Raw records:
════════════════════

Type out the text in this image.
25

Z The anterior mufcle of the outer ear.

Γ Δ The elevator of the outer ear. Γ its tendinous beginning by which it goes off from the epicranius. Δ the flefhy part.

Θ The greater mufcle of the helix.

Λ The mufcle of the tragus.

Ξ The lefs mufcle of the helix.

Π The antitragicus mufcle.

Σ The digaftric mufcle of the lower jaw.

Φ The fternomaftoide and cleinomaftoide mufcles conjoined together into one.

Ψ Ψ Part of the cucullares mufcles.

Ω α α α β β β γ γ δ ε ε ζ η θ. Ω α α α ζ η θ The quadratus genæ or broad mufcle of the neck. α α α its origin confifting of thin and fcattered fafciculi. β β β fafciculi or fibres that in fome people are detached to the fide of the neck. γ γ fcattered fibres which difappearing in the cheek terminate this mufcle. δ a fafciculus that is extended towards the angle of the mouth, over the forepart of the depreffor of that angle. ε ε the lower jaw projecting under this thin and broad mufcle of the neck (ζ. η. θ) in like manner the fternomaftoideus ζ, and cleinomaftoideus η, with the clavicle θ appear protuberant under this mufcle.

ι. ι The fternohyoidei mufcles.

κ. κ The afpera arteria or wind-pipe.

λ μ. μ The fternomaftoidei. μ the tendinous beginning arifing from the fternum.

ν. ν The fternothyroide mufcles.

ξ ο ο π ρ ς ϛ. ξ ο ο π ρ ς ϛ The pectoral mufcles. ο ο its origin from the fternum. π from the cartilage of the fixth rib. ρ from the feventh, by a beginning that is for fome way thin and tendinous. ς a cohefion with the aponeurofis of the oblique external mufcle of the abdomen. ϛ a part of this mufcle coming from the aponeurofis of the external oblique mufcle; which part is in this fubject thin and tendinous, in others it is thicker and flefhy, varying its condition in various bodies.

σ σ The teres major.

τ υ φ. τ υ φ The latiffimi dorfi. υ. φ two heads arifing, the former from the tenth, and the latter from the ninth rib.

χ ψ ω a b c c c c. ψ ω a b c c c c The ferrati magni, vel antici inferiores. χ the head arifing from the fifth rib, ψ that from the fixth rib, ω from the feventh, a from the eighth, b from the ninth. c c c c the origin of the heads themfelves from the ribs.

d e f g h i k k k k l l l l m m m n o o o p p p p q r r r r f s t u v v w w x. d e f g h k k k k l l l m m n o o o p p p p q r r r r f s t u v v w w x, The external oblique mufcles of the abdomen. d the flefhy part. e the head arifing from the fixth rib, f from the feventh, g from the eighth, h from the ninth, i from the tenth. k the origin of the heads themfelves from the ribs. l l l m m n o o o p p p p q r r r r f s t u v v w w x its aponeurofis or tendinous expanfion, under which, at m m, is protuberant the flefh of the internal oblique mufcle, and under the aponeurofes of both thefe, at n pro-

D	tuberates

════════════════════

_Task goal:_ Working from the listing above, pick out every line that has "ribs" and copy it.

_Result for this task:_
χ ψ ω a b c c c c. ψ ω a b c c c c The ferrati magni, vel antici inferiores. χ the head arifing from the fifth rib, ψ that from the fixth rib, ω from the feventh, a from the eighth, b from the ninth. c c c c the origin of the heads themfelves from the ribs.
d e f g h i k k k k l l l l m m m n o o o p p p p q r r r r f s t u v v w w x. d e f g h k k k k l l l m m n o o o p p p p q r r r r f s t u v v w w x, The external oblique mufcles of the abdomen. d the flefhy part. e the head arifing from the fixth rib, f from the feventh, g from the eighth, h from the ninth, i from the tenth. k the origin of the heads themfelves from the ribs. l l l m m n o o o p p p p q r r r r f s t u v v w w x its aponeurofis or tendinous expanfion, under which, at m m, is protuberant the flefh of the internal oblique mufcle, and under the aponeurofes of both thefe, at n pro-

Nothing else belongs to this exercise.